>> Start DATASET EXCERPTS
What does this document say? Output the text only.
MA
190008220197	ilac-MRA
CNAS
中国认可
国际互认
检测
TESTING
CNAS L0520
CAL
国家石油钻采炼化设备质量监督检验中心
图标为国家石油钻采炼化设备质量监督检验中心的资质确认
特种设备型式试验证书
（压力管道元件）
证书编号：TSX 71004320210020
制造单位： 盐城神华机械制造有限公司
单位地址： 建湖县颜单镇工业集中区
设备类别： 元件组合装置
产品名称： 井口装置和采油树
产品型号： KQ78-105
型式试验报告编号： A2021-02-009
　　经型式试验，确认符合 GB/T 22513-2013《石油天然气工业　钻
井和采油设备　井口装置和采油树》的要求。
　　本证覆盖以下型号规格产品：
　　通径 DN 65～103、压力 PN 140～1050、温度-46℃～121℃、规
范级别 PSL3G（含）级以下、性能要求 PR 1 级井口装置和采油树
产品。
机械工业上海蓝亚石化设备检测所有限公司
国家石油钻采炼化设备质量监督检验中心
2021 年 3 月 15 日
>> End DATASET EXCERPTS
REQUIREMENT:
Repeat the records exactly, including every line.

WRITTEN RESPONSE:
What does this document say? Output the text only.
MA
190008220197	ilac-MRA
CNAS
中国认可
国际互认
检测
TESTING
CNAS L0520
CAL
国家石油钻采炼化设备质量监督检验中心
图标为国家石油钻采炼化设备质量监督检验中心的资质确认
特种设备型式试验证书
（压力管道元件）
证书编号：TSX 71004320210020
制造单位： 盐城神华机械制造有限公司
单位地址： 建湖县颜单镇工业集中区
设备类别： 元件组合装置
产品名称： 井口装置和采油树
产品型号： KQ78-105
型式试验报告编号： A2021-02-009
　　经型式试验，确认符合 GB/T 22513-2013《石油天然气工业　钻
井和采油设备　井口装置和采油树》的要求。
　　本证覆盖以下型号规格产品：
　　通径 DN 65～103、压力 PN 140～1050、温度-46℃～121℃、规
范级别 PSL3G（含）级以下、性能要求 PR 1 级井口装置和采油树
产品。
机械工业上海蓝亚石化设备检测所有限公司
国家石油钻采炼化设备质量监督检验中心
2021 年 3 月 15 日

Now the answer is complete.